** START OF DATASET ROWS **

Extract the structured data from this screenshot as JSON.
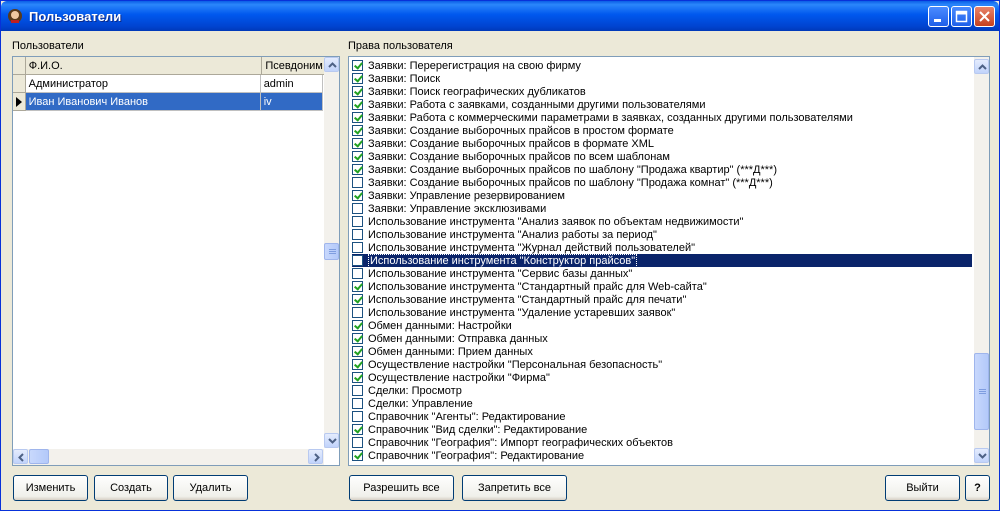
{
  "window": {
    "title": "Пользователи",
    "icon": "app-icon"
  },
  "users_panel": {
    "label": "Пользователи",
    "columns": [
      "Ф.И.О.",
      "Псевдоним"
    ],
    "rows": [
      {
        "name": "Администратор",
        "alias": "admin",
        "selected": false
      },
      {
        "name": "Иван Иванович Иванов",
        "alias": "iv",
        "selected": true
      }
    ]
  },
  "rights_panel": {
    "label": "Права пользователя",
    "items": [
      {
        "text": "Заявки: Перерегистрация на свою фирму",
        "checked": true
      },
      {
        "text": "Заявки: Поиск",
        "checked": true
      },
      {
        "text": "Заявки: Поиск географических дубликатов",
        "checked": true
      },
      {
        "text": "Заявки: Работа с заявками, созданными другими пользователями",
        "checked": true
      },
      {
        "text": "Заявки: Работа с коммерческими параметрами в заявках, созданных другими пользователями",
        "checked": true
      },
      {
        "text": "Заявки: Создание выборочных прайсов в простом формате",
        "checked": true
      },
      {
        "text": "Заявки: Создание выборочных прайсов в формате XML",
        "checked": true
      },
      {
        "text": "Заявки: Создание выборочных прайсов по всем шаблонам",
        "checked": true
      },
      {
        "text": "Заявки: Создание выборочных прайсов по шаблону \"Продажа квартир\" (***Д***)",
        "checked": true
      },
      {
        "text": "Заявки: Создание выборочных прайсов по шаблону \"Продажа комнат\" (***Д***)",
        "checked": false
      },
      {
        "text": "Заявки: Управление резервированием",
        "checked": true
      },
      {
        "text": "Заявки: Управление эксклюзивами",
        "checked": false
      },
      {
        "text": "Использование инструмента \"Анализ заявок по объектам недвижимости\"",
        "checked": false
      },
      {
        "text": "Использование инструмента \"Анализ работы за период\"",
        "checked": false
      },
      {
        "text": "Использование инструмента \"Журнал действий пользователей\"",
        "checked": false
      },
      {
        "text": "Использование инструмента \"Конструктор прайсов\"",
        "checked": false,
        "selected": true
      },
      {
        "text": "Использование инструмента \"Сервис базы данных\"",
        "checked": false
      },
      {
        "text": "Использование инструмента \"Стандартный прайс для Web-сайта\"",
        "checked": true
      },
      {
        "text": "Использование инструмента \"Стандартный прайс для печати\"",
        "checked": true
      },
      {
        "text": "Использование инструмента \"Удаление устаревших заявок\"",
        "checked": false
      },
      {
        "text": "Обмен данными: Настройки",
        "checked": true
      },
      {
        "text": "Обмен данными: Отправка данных",
        "checked": true
      },
      {
        "text": "Обмен данными: Прием данных",
        "checked": true
      },
      {
        "text": "Осуществление настройки \"Персональная безопасность\"",
        "checked": true
      },
      {
        "text": "Осуществление настройки \"Фирма\"",
        "checked": true
      },
      {
        "text": "Сделки: Просмотр",
        "checked": false
      },
      {
        "text": "Сделки: Управление",
        "checked": false
      },
      {
        "text": "Справочник \"Агенты\": Редактирование",
        "checked": false
      },
      {
        "text": "Справочник \"Вид сделки\": Редактирование",
        "checked": true
      },
      {
        "text": "Справочник \"География\": Импорт географических объектов",
        "checked": false
      },
      {
        "text": "Справочник \"География\": Редактирование",
        "checked": true
      }
    ]
  },
  "buttons": {
    "edit": "Изменить",
    "create": "Создать",
    "delete": "Удалить",
    "allow_all": "Разрешить все",
    "deny_all": "Запретить все",
    "exit": "Выйти",
    "help": "?"
  }
}
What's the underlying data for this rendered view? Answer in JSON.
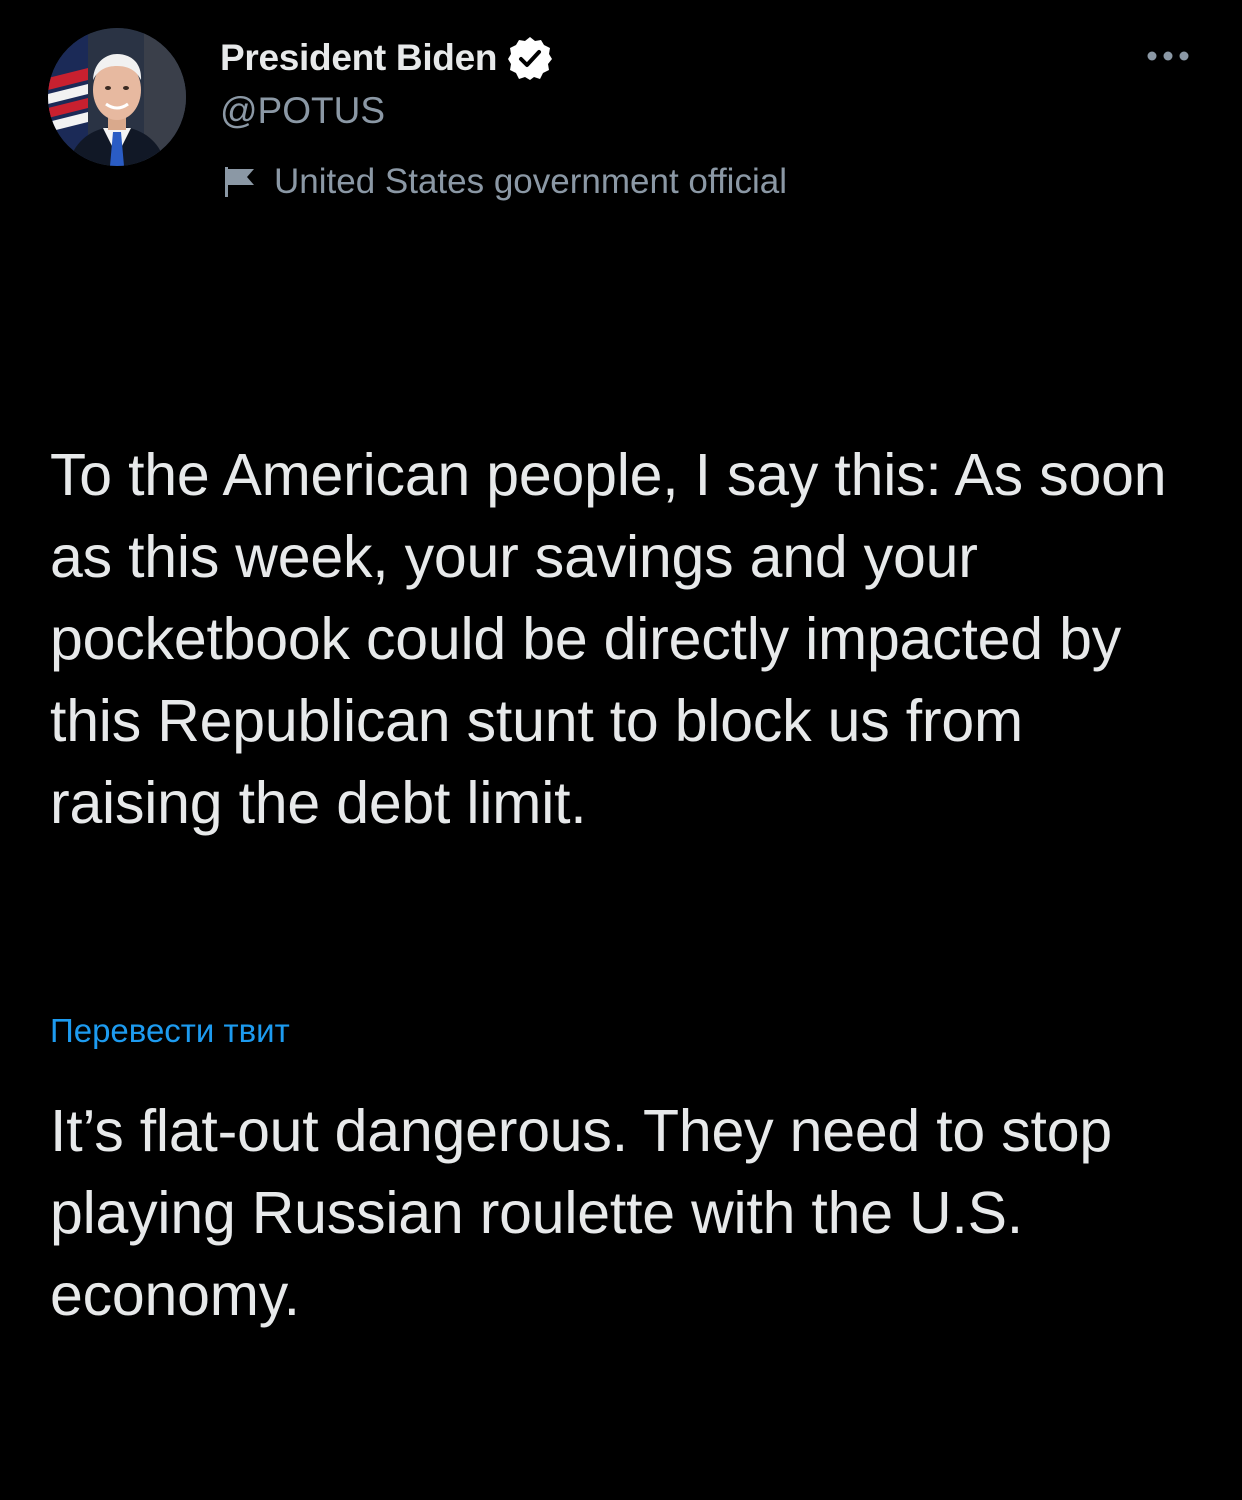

** END OF DATASET ROWS **

▶ WORK INSTRUCTIONS
Omit the pictures, and quote the material above exactly as given.

▶ OUTPUT BELOW
Extract the structured data from this screenshot as JSON.
{
  "window": {
    "title": "Пользователи",
    "icon": "app-icon"
  },
  "users_panel": {
    "label": "Пользователи",
    "columns": [
      "Ф.И.О.",
      "Псевдоним"
    ],
    "rows": [
      {
        "name": "Администратор",
        "alias": "admin",
        "selected": false
      },
      {
        "name": "Иван Иванович Иванов",
        "alias": "iv",
        "selected": true
      }
    ]
  },
  "rights_panel": {
    "label": "Права пользователя",
    "items": [
      {
        "text": "Заявки: Перерегистрация на свою фирму",
        "checked": true
      },
      {
        "text": "Заявки: Поиск",
        "checked": true
      },
      {
        "text": "Заявки: Поиск географических дубликатов",
        "checked": true
      },
      {
        "text": "Заявки: Работа с заявками, созданными другими пользователями",
        "checked": true
      },
      {
        "text": "Заявки: Работа с коммерческими параметрами в заявках, созданных другими пользователями",
        "checked": true
      },
      {
        "text": "Заявки: Создание выборочных прайсов в простом формате",
        "checked": true
      },
      {
        "text": "Заявки: Создание выборочных прайсов в формате XML",
        "checked": true
      },
      {
        "text": "Заявки: Создание выборочных прайсов по всем шаблонам",
        "checked": true
      },
      {
        "text": "Заявки: Создание выборочных прайсов по шаблону \"Продажа квартир\" (***Д***)",
        "checked": true
      },
      {
        "text": "Заявки: Создание выборочных прайсов по шаблону \"Продажа комнат\" (***Д***)",
        "checked": false
      },
      {
        "text": "Заявки: Управление резервированием",
        "checked": true
      },
      {
        "text": "Заявки: Управление эксклюзивами",
        "checked": false
      },
      {
        "text": "Использование инструмента \"Анализ заявок по объектам недвижимости\"",
        "checked": false
      },
      {
        "text": "Использование инструмента \"Анализ работы за период\"",
        "checked": false
      },
      {
        "text": "Использование инструмента \"Журнал действий пользователей\"",
        "checked": false
      },
      {
        "text": "Использование инструмента \"Конструктор прайсов\"",
        "checked": false,
        "selected": true
      },
      {
        "text": "Использование инструмента \"Сервис базы данных\"",
        "checked": false
      },
      {
        "text": "Использование инструмента \"Стандартный прайс для Web-сайта\"",
        "checked": true
      },
      {
        "text": "Использование инструмента \"Стандартный прайс для печати\"",
        "checked": true
      },
      {
        "text": "Использование инструмента \"Удаление устаревших заявок\"",
        "checked": false
      },
      {
        "text": "Обмен данными: Настройки",
        "checked": true
      },
      {
        "text": "Обмен данными: Отправка данных",
        "checked": true
      },
      {
        "text": "Обмен данными: Прием данных",
        "checked": true
      },
      {
        "text": "Осуществление настройки \"Персональная безопасность\"",
        "checked": true
      },
      {
        "text": "Осуществление настройки \"Фирма\"",
        "checked": true
      },
      {
        "text": "Сделки: Просмотр",
        "checked": false
      },
      {
        "text": "Сделки: Управление",
        "checked": false
      },
      {
        "text": "Справочник \"Агенты\": Редактирование",
        "checked": false
      },
      {
        "text": "Справочник \"Вид сделки\": Редактирование",
        "checked": true
      },
      {
        "text": "Справочник \"География\": Импорт географических объектов",
        "checked": false
      },
      {
        "text": "Справочник \"География\": Редактирование",
        "checked": true
      }
    ]
  },
  "buttons": {
    "edit": "Изменить",
    "create": "Создать",
    "delete": "Удалить",
    "allow_all": "Разрешить все",
    "deny_all": "Запретить все",
    "exit": "Выйти",
    "help": "?"
  }
}
What's the underlying data for this rendered view? Answer in JSON.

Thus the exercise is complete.